* **DATA PROVIDED**:

-- start --

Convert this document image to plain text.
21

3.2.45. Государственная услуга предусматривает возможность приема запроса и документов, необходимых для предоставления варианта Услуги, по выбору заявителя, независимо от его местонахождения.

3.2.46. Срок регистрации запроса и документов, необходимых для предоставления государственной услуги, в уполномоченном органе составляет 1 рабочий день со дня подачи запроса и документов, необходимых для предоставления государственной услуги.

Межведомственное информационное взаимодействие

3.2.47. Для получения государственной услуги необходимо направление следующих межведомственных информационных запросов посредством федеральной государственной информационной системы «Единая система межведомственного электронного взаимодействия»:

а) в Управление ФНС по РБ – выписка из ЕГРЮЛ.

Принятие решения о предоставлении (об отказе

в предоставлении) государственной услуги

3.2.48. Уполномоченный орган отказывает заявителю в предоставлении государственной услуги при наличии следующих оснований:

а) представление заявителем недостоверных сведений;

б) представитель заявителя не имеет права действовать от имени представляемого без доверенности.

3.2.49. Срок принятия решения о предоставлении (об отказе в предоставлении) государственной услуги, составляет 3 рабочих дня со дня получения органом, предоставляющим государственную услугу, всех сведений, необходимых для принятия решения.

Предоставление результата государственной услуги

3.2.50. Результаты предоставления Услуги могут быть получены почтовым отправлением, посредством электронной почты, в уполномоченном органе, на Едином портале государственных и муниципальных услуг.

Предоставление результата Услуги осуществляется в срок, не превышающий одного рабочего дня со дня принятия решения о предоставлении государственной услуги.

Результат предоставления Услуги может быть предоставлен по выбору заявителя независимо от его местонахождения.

-- end --

* **TASK**: From the listing above, extract every line exactly as it stands.

* **REPLY TO THE EXERCISE**:
Convert this document image to plain text.
21

3.2.45. Государственная услуга предусматривает возможность приема запроса и документов, необходимых для предоставления варианта Услуги, по выбору заявителя, независимо от его местонахождения.

3.2.46. Срок регистрации запроса и документов, необходимых для предоставления государственной услуги, в уполномоченном органе составляет 1 рабочий день со дня подачи запроса и документов, необходимых для предоставления государственной услуги.

Межведомственное информационное взаимодействие

3.2.47. Для получения государственной услуги необходимо направление следующих межведомственных информационных запросов посредством федеральной государственной информационной системы «Единая система межведомственного электронного взаимодействия»:

а) в Управление ФНС по РБ – выписка из ЕГРЮЛ.

Принятие решения о предоставлении (об отказе

в предоставлении) государственной услуги

3.2.48. Уполномоченный орган отказывает заявителю в предоставлении государственной услуги при наличии следующих оснований:

а) представление заявителем недостоверных сведений;

б) представитель заявителя не имеет права действовать от имени представляемого без доверенности.

3.2.49. Срок принятия решения о предоставлении (об отказе в предоставлении) государственной услуги, составляет 3 рабочих дня со дня получения органом, предоставляющим государственную услугу, всех сведений, необходимых для принятия решения.

Предоставление результата государственной услуги

3.2.50. Результаты предоставления Услуги могут быть получены почтовым отправлением, посредством электронной почты, в уполномоченном органе, на Едином портале государственных и муниципальных услуг.

Предоставление результата Услуги осуществляется в срок, не превышающий одного рабочего дня со дня принятия решения о предоставлении государственной услуги.

Результат предоставления Услуги может быть предоставлен по выбору заявителя независимо от его местонахождения.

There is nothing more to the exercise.